> Exercise instructions: Reproduce all of the records exactly.

>> BEGIN

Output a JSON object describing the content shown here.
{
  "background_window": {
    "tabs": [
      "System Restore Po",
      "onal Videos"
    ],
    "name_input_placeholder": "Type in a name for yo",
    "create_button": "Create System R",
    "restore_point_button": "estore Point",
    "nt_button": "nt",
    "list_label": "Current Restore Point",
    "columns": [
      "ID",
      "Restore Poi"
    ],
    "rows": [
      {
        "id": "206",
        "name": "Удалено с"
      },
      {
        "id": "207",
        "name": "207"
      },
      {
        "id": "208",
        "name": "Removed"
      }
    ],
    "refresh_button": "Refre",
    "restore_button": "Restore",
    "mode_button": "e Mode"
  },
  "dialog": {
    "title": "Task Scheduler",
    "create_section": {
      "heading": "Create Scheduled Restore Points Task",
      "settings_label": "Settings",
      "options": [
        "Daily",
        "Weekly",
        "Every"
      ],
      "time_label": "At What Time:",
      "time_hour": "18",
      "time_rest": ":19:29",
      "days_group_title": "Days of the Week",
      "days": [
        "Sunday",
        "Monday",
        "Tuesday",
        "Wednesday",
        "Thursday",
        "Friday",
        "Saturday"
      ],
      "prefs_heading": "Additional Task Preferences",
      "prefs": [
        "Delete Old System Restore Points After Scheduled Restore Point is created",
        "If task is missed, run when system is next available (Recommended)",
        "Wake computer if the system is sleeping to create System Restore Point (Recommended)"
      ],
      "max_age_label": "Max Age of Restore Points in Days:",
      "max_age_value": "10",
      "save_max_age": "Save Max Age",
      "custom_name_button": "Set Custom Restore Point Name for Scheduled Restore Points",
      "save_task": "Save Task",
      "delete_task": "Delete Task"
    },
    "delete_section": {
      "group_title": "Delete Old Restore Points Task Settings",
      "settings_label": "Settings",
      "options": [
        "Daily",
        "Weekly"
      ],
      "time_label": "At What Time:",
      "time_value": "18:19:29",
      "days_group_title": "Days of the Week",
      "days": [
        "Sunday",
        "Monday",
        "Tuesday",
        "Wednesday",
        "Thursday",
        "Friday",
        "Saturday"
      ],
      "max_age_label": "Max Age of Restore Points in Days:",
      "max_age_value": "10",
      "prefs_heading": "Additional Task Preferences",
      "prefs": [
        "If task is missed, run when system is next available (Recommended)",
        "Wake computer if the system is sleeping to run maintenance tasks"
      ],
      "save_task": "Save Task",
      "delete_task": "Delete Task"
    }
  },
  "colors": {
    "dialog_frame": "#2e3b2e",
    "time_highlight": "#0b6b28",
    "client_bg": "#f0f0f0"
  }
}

>> END

> Answer to this problem:
Output a JSON object describing the content shown here.
{
  "background_window": {
    "tabs": [
      "System Restore Po",
      "onal Videos"
    ],
    "name_input_placeholder": "Type in a name for yo",
    "create_button": "Create System R",
    "restore_point_button": "estore Point",
    "nt_button": "nt",
    "list_label": "Current Restore Point",
    "columns": [
      "ID",
      "Restore Poi"
    ],
    "rows": [
      {
        "id": "206",
        "name": "Удалено с"
      },
      {
        "id": "207",
        "name": "207"
      },
      {
        "id": "208",
        "name": "Removed"
      }
    ],
    "refresh_button": "Refre",
    "restore_button": "Restore",
    "mode_button": "e Mode"
  },
  "dialog": {
    "title": "Task Scheduler",
    "create_section": {
      "heading": "Create Scheduled Restore Points Task",
      "settings_label": "Settings",
      "options": [
        "Daily",
        "Weekly",
        "Every"
      ],
      "time_label": "At What Time:",
      "time_hour": "18",
      "time_rest": ":19:29",
      "days_group_title": "Days of the Week",
      "days": [
        "Sunday",
        "Monday",
        "Tuesday",
        "Wednesday",
        "Thursday",
        "Friday",
        "Saturday"
      ],
      "prefs_heading": "Additional Task Preferences",
      "prefs": [
        "Delete Old System Restore Points After Scheduled Restore Point is created",
        "If task is missed, run when system is next available (Recommended)",
        "Wake computer if the system is sleeping to create System Restore Point (Recommended)"
      ],
      "max_age_label": "Max Age of Restore Points in Days:",
      "max_age_value": "10",
      "save_max_age": "Save Max Age",
      "custom_name_button": "Set Custom Restore Point Name for Scheduled Restore Points",
      "save_task": "Save Task",
      "delete_task": "Delete Task"
    },
    "delete_section": {
      "group_title": "Delete Old Restore Points Task Settings",
      "settings_label": "Settings",
      "options": [
        "Daily",
        "Weekly"
      ],
      "time_label": "At What Time:",
      "time_value": "18:19:29",
      "days_group_title": "Days of the Week",
      "days": [
        "Sunday",
        "Monday",
        "Tuesday",
        "Wednesday",
        "Thursday",
        "Friday",
        "Saturday"
      ],
      "max_age_label": "Max Age of Restore Points in Days:",
      "max_age_value": "10",
      "prefs_heading": "Additional Task Preferences",
      "prefs": [
        "If task is missed, run when system is next available (Recommended)",
        "Wake computer if the system is sleeping to run maintenance tasks"
      ],
      "save_task": "Save Task",
      "delete_task": "Delete Task"
    }
  },
  "colors": {
    "dialog_frame": "#2e3b2e",
    "time_highlight": "#0b6b28",
    "client_bg": "#f0f0f0"
  }
}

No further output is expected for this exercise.